- _Problem statement_: Copy out every line containing the word "selected".

- _Collected data entries_:
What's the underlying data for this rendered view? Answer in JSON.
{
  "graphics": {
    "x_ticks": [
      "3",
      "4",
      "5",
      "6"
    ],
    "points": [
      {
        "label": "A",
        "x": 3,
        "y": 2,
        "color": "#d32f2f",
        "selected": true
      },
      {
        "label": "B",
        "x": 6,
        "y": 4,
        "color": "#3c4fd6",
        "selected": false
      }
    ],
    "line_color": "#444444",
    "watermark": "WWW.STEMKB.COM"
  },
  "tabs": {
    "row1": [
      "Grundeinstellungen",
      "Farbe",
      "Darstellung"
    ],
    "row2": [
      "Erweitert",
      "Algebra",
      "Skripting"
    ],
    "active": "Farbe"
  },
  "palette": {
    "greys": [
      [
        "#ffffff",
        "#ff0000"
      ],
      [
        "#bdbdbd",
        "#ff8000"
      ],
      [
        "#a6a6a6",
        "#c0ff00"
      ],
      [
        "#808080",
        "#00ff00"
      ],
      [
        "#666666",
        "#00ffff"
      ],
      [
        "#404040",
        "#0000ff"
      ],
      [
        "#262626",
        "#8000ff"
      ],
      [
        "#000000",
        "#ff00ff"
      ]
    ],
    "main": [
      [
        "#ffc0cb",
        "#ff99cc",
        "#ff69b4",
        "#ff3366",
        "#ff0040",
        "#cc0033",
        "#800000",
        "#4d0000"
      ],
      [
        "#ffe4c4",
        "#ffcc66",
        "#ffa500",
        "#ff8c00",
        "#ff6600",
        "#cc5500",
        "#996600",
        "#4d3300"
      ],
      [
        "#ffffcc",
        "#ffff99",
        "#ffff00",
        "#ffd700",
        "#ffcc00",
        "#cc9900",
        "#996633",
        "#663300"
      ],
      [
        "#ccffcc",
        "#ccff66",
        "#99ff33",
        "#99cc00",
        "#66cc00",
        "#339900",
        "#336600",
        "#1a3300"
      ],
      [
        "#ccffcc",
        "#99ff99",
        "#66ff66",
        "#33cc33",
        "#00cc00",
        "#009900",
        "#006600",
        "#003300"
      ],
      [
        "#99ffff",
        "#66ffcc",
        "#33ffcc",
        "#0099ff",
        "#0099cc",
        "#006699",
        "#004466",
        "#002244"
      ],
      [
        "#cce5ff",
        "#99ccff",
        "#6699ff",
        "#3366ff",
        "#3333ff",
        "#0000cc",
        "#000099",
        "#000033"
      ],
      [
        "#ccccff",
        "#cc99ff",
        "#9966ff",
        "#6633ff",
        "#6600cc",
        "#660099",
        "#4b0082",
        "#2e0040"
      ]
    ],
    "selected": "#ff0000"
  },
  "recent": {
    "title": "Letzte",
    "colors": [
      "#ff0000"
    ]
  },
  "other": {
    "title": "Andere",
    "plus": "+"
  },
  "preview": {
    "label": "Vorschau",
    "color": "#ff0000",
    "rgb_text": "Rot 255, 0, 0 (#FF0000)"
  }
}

- _Problem solution_:
        "selected": true
        "selected": false
    "selected": "#ff0000"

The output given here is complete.